» REQUEST
Transcribe each line of the material as it is, and drop any picture.

Collected data entries
━━━━━━━━

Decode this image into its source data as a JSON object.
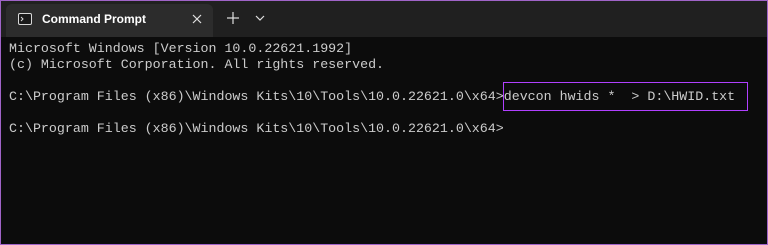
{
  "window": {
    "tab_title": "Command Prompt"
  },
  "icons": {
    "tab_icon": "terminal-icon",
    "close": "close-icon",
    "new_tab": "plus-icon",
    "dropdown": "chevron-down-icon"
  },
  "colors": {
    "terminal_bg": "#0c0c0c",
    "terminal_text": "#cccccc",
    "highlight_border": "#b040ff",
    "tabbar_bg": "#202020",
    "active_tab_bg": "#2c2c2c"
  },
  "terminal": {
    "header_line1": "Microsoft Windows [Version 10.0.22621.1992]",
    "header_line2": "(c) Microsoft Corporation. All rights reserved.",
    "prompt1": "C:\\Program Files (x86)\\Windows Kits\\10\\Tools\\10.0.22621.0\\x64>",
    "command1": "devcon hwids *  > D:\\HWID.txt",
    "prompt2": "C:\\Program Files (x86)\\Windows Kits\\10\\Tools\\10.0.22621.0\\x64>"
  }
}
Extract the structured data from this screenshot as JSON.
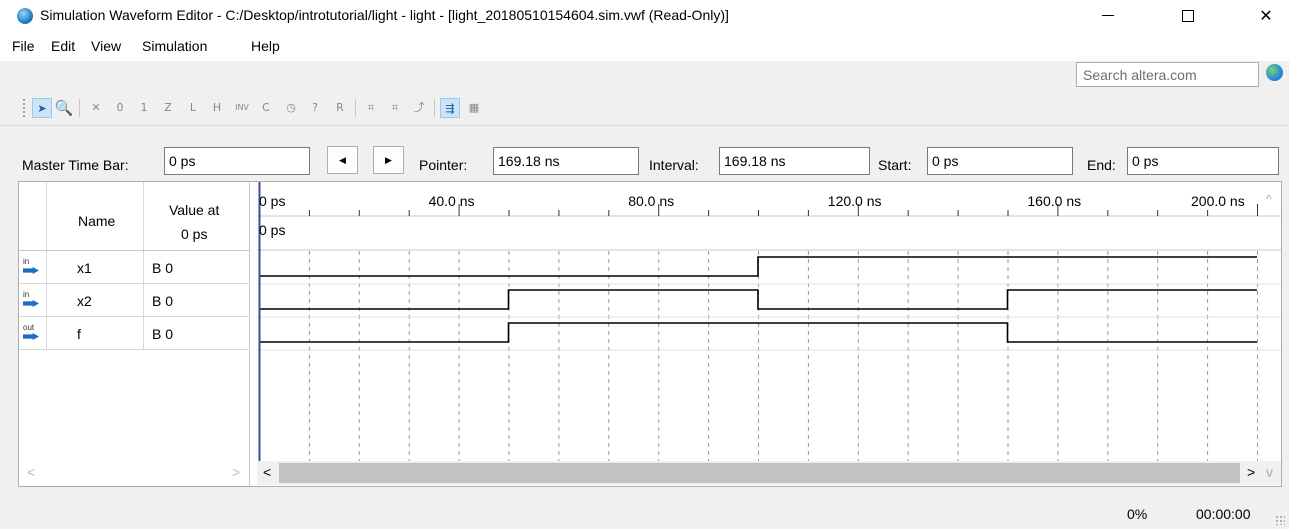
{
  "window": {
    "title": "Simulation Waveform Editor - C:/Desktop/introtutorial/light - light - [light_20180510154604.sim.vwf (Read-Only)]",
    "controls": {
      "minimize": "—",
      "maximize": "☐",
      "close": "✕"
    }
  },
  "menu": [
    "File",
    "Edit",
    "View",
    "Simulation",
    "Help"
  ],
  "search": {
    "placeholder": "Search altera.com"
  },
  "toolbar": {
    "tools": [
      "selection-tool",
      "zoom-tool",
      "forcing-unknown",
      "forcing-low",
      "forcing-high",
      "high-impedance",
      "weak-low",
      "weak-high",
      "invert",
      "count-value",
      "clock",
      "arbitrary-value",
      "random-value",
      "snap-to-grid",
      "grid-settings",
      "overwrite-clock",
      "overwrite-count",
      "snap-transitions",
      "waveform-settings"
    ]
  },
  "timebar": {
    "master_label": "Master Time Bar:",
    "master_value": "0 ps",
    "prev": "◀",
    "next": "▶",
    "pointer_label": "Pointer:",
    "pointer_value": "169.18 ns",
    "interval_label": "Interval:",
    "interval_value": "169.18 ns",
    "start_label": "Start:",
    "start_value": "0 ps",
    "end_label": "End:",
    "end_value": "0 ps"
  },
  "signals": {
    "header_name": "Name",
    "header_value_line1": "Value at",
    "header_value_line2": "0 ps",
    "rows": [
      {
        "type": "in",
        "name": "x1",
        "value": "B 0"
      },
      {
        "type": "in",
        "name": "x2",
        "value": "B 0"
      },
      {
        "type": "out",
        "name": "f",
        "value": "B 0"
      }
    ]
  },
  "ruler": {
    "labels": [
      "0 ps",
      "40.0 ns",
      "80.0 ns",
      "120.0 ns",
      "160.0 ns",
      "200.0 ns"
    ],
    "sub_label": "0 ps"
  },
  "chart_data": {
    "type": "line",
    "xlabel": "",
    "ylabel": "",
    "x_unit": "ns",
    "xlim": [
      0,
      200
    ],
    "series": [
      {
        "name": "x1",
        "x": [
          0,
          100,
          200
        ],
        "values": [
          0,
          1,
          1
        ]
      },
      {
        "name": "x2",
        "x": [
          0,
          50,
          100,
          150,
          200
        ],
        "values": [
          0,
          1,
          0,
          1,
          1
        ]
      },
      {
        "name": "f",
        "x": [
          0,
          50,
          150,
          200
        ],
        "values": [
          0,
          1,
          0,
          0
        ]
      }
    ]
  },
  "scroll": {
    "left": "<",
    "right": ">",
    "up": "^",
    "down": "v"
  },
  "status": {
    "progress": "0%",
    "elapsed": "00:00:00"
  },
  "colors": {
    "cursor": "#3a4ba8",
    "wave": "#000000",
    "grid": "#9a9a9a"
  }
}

━━━━━━━━

» SOLUTION TO THE EXERCISE
Decode this image into its source data as a JSON object.
{
  "window": {
    "tab_title": "Command Prompt"
  },
  "icons": {
    "tab_icon": "terminal-icon",
    "close": "close-icon",
    "new_tab": "plus-icon",
    "dropdown": "chevron-down-icon"
  },
  "colors": {
    "terminal_bg": "#0c0c0c",
    "terminal_text": "#cccccc",
    "highlight_border": "#b040ff",
    "tabbar_bg": "#202020",
    "active_tab_bg": "#2c2c2c"
  },
  "terminal": {
    "header_line1": "Microsoft Windows [Version 10.0.22621.1992]",
    "header_line2": "(c) Microsoft Corporation. All rights reserved.",
    "prompt1": "C:\\Program Files (x86)\\Windows Kits\\10\\Tools\\10.0.22621.0\\x64>",
    "command1": "devcon hwids *  > D:\\HWID.txt",
    "prompt2": "C:\\Program Files (x86)\\Windows Kits\\10\\Tools\\10.0.22621.0\\x64>"
  }
}
Extract the structured data from this screenshot as JSON.
{
  "window": {
    "title": "Simulation Waveform Editor - C:/Desktop/introtutorial/light - light - [light_20180510154604.sim.vwf (Read-Only)]",
    "controls": {
      "minimize": "—",
      "maximize": "☐",
      "close": "✕"
    }
  },
  "menu": [
    "File",
    "Edit",
    "View",
    "Simulation",
    "Help"
  ],
  "search": {
    "placeholder": "Search altera.com"
  },
  "toolbar": {
    "tools": [
      "selection-tool",
      "zoom-tool",
      "forcing-unknown",
      "forcing-low",
      "forcing-high",
      "high-impedance",
      "weak-low",
      "weak-high",
      "invert",
      "count-value",
      "clock",
      "arbitrary-value",
      "random-value",
      "snap-to-grid",
      "grid-settings",
      "overwrite-clock",
      "overwrite-count",
      "snap-transitions",
      "waveform-settings"
    ]
  },
  "timebar": {
    "master_label": "Master Time Bar:",
    "master_value": "0 ps",
    "prev": "◀",
    "next": "▶",
    "pointer_label": "Pointer:",
    "pointer_value": "169.18 ns",
    "interval_label": "Interval:",
    "interval_value": "169.18 ns",
    "start_label": "Start:",
    "start_value": "0 ps",
    "end_label": "End:",
    "end_value": "0 ps"
  },
  "signals": {
    "header_name": "Name",
    "header_value_line1": "Value at",
    "header_value_line2": "0 ps",
    "rows": [
      {
        "type": "in",
        "name": "x1",
        "value": "B 0"
      },
      {
        "type": "in",
        "name": "x2",
        "value": "B 0"
      },
      {
        "type": "out",
        "name": "f",
        "value": "B 0"
      }
    ]
  },
  "ruler": {
    "labels": [
      "0 ps",
      "40.0 ns",
      "80.0 ns",
      "120.0 ns",
      "160.0 ns",
      "200.0 ns"
    ],
    "sub_label": "0 ps"
  },
  "chart_data": {
    "type": "line",
    "xlabel": "",
    "ylabel": "",
    "x_unit": "ns",
    "xlim": [
      0,
      200
    ],
    "series": [
      {
        "name": "x1",
        "x": [
          0,
          100,
          200
        ],
        "values": [
          0,
          1,
          1
        ]
      },
      {
        "name": "x2",
        "x": [
          0,
          50,
          100,
          150,
          200
        ],
        "values": [
          0,
          1,
          0,
          1,
          1
        ]
      },
      {
        "name": "f",
        "x": [
          0,
          50,
          150,
          200
        ],
        "values": [
          0,
          1,
          0,
          0
        ]
      }
    ]
  },
  "scroll": {
    "left": "<",
    "right": ">",
    "up": "^",
    "down": "v"
  },
  "status": {
    "progress": "0%",
    "elapsed": "00:00:00"
  },
  "colors": {
    "cursor": "#3a4ba8",
    "wave": "#000000",
    "grid": "#9a9a9a"
  }
}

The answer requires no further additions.